» **Dataset extract**:
— Begin —

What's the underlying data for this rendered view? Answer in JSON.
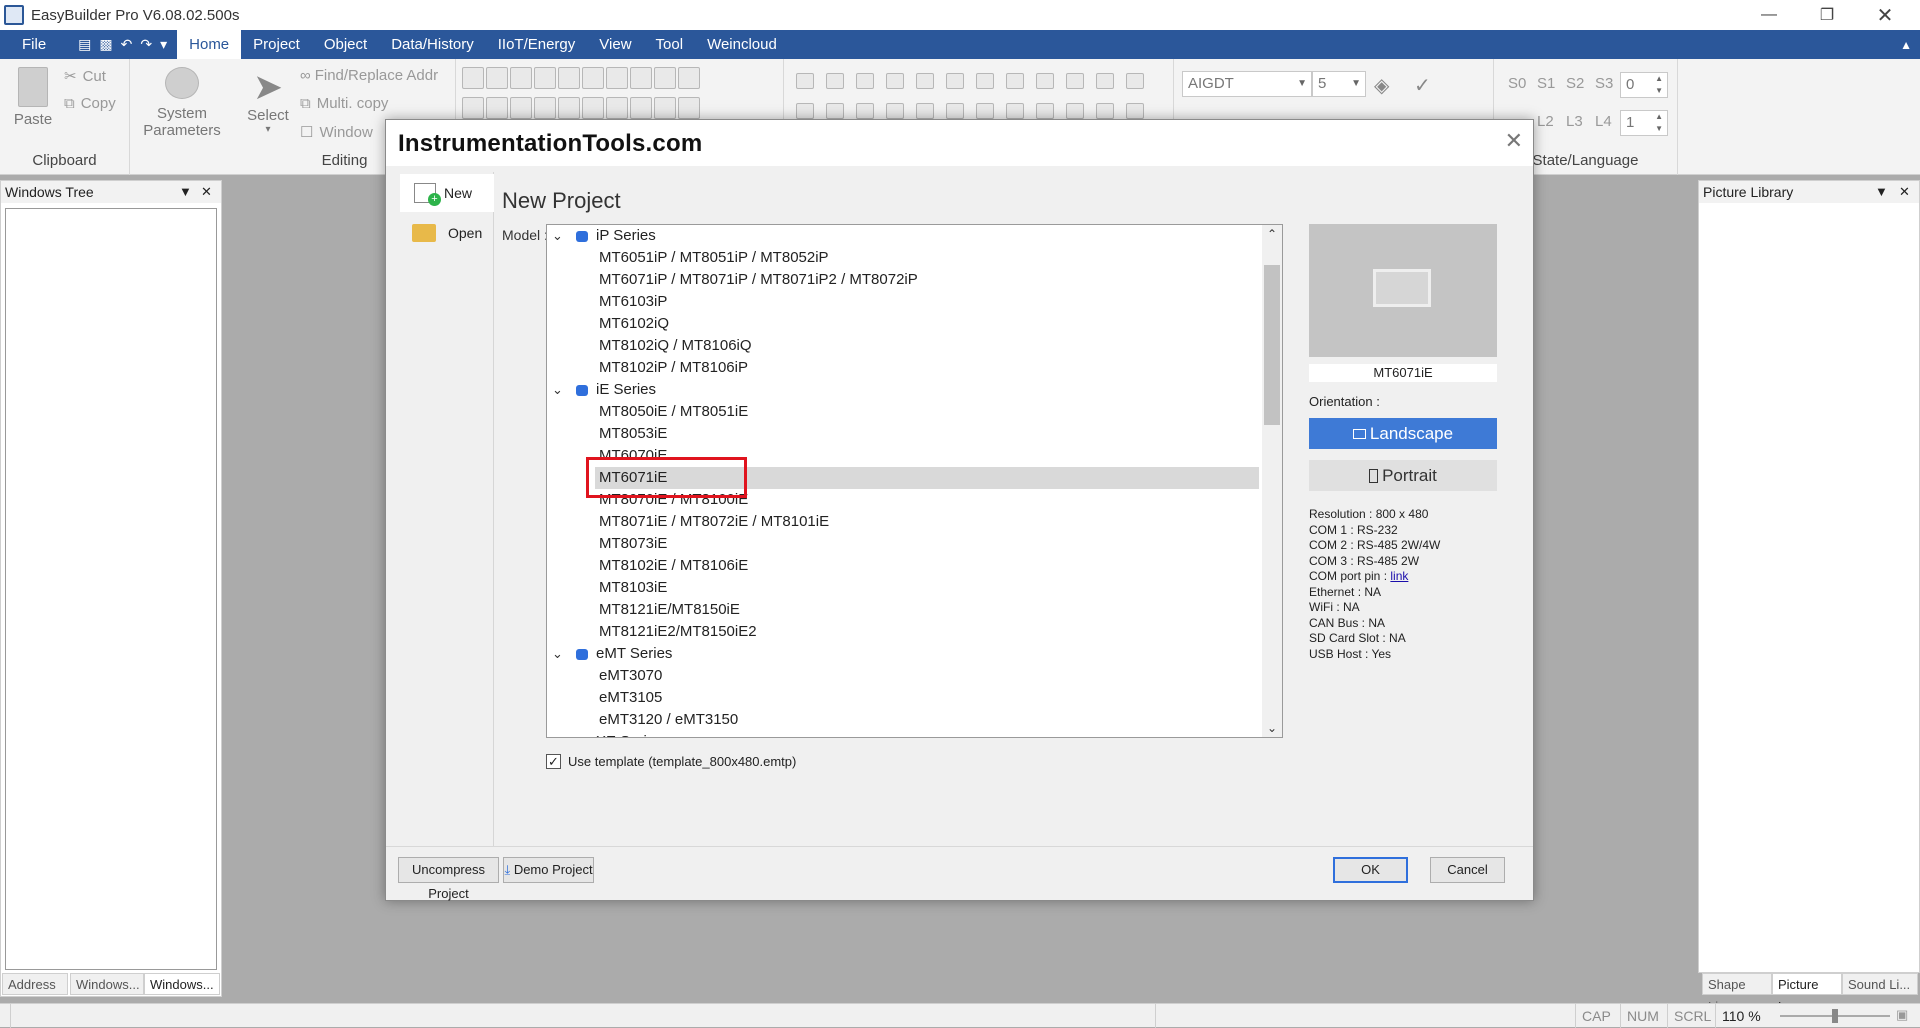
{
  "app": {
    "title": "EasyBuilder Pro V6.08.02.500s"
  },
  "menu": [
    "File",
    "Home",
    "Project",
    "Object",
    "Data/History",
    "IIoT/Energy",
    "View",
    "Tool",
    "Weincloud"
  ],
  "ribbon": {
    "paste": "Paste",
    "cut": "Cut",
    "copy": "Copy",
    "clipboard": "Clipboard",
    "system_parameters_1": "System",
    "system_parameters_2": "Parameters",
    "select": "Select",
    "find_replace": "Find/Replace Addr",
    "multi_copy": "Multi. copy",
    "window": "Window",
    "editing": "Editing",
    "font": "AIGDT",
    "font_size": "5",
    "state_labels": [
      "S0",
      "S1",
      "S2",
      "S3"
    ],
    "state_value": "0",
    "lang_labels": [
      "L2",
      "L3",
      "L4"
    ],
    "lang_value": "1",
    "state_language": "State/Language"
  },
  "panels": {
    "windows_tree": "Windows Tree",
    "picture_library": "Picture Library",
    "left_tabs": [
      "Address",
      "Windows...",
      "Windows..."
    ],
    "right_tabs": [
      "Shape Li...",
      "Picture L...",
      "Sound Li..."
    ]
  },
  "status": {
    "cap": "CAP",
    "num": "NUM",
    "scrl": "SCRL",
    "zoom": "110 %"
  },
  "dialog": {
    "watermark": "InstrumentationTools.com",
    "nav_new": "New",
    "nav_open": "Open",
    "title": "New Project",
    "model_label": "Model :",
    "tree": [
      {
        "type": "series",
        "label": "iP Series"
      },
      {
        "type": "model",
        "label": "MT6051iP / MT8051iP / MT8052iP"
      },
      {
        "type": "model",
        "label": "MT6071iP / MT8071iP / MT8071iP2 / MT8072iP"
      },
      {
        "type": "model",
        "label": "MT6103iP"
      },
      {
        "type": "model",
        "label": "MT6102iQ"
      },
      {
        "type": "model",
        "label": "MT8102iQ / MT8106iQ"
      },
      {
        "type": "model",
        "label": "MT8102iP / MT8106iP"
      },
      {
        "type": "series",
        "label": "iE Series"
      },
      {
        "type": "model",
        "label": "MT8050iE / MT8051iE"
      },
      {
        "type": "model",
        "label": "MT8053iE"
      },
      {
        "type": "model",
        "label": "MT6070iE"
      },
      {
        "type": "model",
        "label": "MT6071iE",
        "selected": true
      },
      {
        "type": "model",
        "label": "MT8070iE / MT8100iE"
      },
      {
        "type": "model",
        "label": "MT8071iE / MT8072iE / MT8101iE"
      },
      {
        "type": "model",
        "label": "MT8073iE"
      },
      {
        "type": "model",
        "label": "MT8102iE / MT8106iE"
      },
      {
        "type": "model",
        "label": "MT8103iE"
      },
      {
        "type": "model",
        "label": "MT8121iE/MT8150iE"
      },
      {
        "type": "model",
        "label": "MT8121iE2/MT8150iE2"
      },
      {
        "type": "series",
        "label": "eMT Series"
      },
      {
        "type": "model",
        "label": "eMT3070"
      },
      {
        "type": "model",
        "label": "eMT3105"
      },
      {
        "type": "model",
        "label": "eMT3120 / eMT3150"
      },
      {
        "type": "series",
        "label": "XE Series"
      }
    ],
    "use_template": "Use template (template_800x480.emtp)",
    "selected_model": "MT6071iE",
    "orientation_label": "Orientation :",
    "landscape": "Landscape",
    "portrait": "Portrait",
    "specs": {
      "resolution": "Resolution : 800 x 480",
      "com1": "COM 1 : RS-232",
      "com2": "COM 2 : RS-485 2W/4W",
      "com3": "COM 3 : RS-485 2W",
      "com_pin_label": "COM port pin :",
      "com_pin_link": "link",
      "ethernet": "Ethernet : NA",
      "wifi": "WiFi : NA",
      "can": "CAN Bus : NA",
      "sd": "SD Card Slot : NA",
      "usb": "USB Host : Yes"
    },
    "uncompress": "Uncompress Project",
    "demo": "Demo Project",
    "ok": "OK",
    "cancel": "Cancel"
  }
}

— End —
— Begin —

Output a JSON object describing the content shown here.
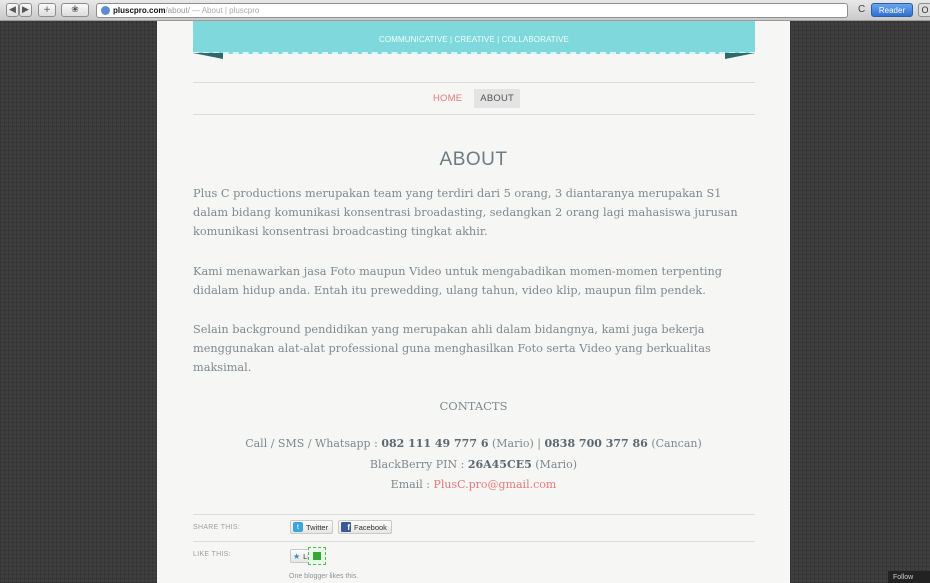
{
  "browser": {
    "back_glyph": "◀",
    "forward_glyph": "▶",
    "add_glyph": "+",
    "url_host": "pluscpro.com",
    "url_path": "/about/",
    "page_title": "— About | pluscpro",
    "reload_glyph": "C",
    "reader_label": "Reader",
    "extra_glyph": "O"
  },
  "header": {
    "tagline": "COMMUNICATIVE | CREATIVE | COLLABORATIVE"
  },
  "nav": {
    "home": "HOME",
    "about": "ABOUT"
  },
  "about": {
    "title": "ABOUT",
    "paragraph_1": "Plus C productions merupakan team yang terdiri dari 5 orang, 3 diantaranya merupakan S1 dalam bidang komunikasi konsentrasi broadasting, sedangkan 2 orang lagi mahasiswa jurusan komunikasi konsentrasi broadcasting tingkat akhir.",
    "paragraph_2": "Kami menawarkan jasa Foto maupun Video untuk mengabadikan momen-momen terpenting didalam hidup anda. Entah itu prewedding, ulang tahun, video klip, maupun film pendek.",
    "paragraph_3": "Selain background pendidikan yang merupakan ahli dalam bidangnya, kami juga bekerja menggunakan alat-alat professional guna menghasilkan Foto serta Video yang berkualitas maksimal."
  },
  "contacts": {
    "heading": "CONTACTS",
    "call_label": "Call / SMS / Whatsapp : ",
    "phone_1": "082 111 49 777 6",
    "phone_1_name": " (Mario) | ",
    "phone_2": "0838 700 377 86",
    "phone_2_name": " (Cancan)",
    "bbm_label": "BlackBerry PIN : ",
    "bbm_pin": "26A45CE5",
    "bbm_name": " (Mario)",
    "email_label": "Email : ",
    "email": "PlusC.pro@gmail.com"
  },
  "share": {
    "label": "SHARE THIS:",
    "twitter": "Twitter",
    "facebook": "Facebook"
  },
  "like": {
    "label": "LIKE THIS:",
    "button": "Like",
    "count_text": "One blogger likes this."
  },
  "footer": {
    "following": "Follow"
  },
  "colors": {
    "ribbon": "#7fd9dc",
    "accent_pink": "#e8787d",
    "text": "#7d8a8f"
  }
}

— End —

» **What needs to be done**:
Copy every line of the listing containing the string "Project".

» **Worked solution**:
    "Project",
    "title": "New Project",
    "uncompress": "Uncompress Project",
    "demo": "Demo Project",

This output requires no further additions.